• GIVEN INFORMATION:
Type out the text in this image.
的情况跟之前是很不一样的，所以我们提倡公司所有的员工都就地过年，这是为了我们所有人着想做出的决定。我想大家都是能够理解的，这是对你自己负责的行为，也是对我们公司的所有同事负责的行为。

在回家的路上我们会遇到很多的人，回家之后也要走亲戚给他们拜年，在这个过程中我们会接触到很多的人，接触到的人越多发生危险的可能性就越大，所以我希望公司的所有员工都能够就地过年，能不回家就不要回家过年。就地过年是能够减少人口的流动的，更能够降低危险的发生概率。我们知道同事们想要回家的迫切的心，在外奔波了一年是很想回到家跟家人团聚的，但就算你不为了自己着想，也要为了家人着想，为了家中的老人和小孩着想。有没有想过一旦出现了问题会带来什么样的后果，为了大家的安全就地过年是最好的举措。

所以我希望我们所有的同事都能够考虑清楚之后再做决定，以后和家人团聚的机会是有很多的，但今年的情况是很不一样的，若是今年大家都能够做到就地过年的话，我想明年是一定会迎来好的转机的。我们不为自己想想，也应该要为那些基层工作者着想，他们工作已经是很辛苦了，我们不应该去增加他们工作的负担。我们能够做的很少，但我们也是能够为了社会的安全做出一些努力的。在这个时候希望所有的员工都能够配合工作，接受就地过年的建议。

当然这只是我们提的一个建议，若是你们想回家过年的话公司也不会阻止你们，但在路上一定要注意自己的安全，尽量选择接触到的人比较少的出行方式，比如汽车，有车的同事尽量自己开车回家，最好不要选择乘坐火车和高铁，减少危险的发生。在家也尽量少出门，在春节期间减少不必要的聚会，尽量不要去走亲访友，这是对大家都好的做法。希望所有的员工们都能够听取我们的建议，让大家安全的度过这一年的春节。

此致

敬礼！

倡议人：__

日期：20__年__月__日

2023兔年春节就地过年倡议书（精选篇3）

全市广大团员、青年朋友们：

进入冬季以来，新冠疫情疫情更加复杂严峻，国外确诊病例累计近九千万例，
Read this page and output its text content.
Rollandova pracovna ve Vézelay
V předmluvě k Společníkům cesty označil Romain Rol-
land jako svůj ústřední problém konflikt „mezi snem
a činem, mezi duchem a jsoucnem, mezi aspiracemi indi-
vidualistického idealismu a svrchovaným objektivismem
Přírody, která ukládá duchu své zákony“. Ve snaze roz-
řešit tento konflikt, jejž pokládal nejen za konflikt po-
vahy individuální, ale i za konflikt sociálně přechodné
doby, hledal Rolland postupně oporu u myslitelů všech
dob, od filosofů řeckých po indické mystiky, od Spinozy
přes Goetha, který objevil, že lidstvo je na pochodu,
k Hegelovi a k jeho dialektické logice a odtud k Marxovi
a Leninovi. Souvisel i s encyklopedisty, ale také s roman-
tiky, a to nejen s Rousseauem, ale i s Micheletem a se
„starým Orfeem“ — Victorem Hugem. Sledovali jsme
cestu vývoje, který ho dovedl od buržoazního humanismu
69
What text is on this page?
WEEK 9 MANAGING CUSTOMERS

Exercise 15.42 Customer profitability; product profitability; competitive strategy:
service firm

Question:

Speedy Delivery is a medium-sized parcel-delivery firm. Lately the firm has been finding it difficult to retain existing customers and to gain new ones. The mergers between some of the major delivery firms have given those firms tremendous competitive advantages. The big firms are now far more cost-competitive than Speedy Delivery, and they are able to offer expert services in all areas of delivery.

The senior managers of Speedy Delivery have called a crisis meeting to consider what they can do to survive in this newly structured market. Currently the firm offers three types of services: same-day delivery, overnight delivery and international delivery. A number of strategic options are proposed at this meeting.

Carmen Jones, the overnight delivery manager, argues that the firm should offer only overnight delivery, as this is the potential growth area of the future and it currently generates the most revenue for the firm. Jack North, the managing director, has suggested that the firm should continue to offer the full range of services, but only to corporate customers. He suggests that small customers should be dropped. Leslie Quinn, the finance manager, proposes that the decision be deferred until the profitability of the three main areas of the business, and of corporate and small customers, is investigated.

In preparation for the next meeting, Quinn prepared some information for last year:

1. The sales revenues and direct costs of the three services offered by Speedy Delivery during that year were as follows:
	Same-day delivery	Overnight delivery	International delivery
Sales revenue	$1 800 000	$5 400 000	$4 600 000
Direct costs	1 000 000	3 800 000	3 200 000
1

• WHAT YOU HAVE TO DO: Go through the material above line by line and copy it exactly.

• SOLVED PROBLEM:
Type out the text in this image.
的情况跟之前是很不一样的，所以我们提倡公司所有的员工都就地过年，这是为了我们所有人着想做出的决定。我想大家都是能够理解的，这是对你自己负责的行为，也是对我们公司的所有同事负责的行为。

在回家的路上我们会遇到很多的人，回家之后也要走亲戚给他们拜年，在这个过程中我们会接触到很多的人，接触到的人越多发生危险的可能性就越大，所以我希望公司的所有员工都能够就地过年，能不回家就不要回家过年。就地过年是能够减少人口的流动的，更能够降低危险的发生概率。我们知道同事们想要回家的迫切的心，在外奔波了一年是很想回到家跟家人团聚的，但就算你不为了自己着想，也要为了家人着想，为了家中的老人和小孩着想。有没有想过一旦出现了问题会带来什么样的后果，为了大家的安全就地过年是最好的举措。

所以我希望我们所有的同事都能够考虑清楚之后再做决定，以后和家人团聚的机会是有很多的，但今年的情况是很不一样的，若是今年大家都能够做到就地过年的话，我想明年是一定会迎来好的转机的。我们不为自己想想，也应该要为那些基层工作者着想，他们工作已经是很辛苦了，我们不应该去增加他们工作的负担。我们能够做的很少，但我们也是能够为了社会的安全做出一些努力的。在这个时候希望所有的员工都能够配合工作，接受就地过年的建议。

当然这只是我们提的一个建议，若是你们想回家过年的话公司也不会阻止你们，但在路上一定要注意自己的安全，尽量选择接触到的人比较少的出行方式，比如汽车，有车的同事尽量自己开车回家，最好不要选择乘坐火车和高铁，减少危险的发生。在家也尽量少出门，在春节期间减少不必要的聚会，尽量不要去走亲访友，这是对大家都好的做法。希望所有的员工们都能够听取我们的建议，让大家安全的度过这一年的春节。

此致

敬礼！

倡议人：__

日期：20__年__月__日

2023兔年春节就地过年倡议书（精选篇3）

全市广大团员、青年朋友们：

进入冬季以来，新冠疫情疫情更加复杂严峻，国外确诊病例累计近九千万例，
Read this page and output its text content.
Rollandova pracovna ve Vézelay
V předmluvě k Společníkům cesty označil Romain Rol-
land jako svůj ústřední problém konflikt „mezi snem
a činem, mezi duchem a jsoucnem, mezi aspiracemi indi-
vidualistického idealismu a svrchovaným objektivismem
Přírody, která ukládá duchu své zákony“. Ve snaze roz-
řešit tento konflikt, jejž pokládal nejen za konflikt po-
vahy individuální, ale i za konflikt sociálně přechodné
doby, hledal Rolland postupně oporu u myslitelů všech
dob, od filosofů řeckých po indické mystiky, od Spinozy
přes Goetha, který objevil, že lidstvo je na pochodu,
k Hegelovi a k jeho dialektické logice a odtud k Marxovi
a Leninovi. Souvisel i s encyklopedisty, ale také s roman-
tiky, a to nejen s Rousseauem, ale i s Micheletem a se
„starým Orfeem“ — Victorem Hugem. Sledovali jsme
cestu vývoje, který ho dovedl od buržoazního humanismu
69
What text is on this page?
WEEK 9 MANAGING CUSTOMERS

Exercise 15.42 Customer profitability; product profitability; competitive strategy:
service firm

Question:

Speedy Delivery is a medium-sized parcel-delivery firm. Lately the firm has been finding it difficult to retain existing customers and to gain new ones. The mergers between some of the major delivery firms have given those firms tremendous competitive advantages. The big firms are now far more cost-competitive than Speedy Delivery, and they are able to offer expert services in all areas of delivery.

The senior managers of Speedy Delivery have called a crisis meeting to consider what they can do to survive in this newly structured market. Currently the firm offers three types of services: same-day delivery, overnight delivery and international delivery. A number of strategic options are proposed at this meeting.

Carmen Jones, the overnight delivery manager, argues that the firm should offer only overnight delivery, as this is the potential growth area of the future and it currently generates the most revenue for the firm. Jack North, the managing director, has suggested that the firm should continue to offer the full range of services, but only to corporate customers. He suggests that small customers should be dropped. Leslie Quinn, the finance manager, proposes that the decision be deferred until the profitability of the three main areas of the business, and of corporate and small customers, is investigated.

In preparation for the next meeting, Quinn prepared some information for last year:

1. The sales revenues and direct costs of the three services offered by Speedy Delivery during that year were as follows:
	Same-day delivery	Overnight delivery	International delivery
Sales revenue	$1 800 000	$5 400 000	$4 600 000
Direct costs	1 000 000	3 800 000	3 200 000
1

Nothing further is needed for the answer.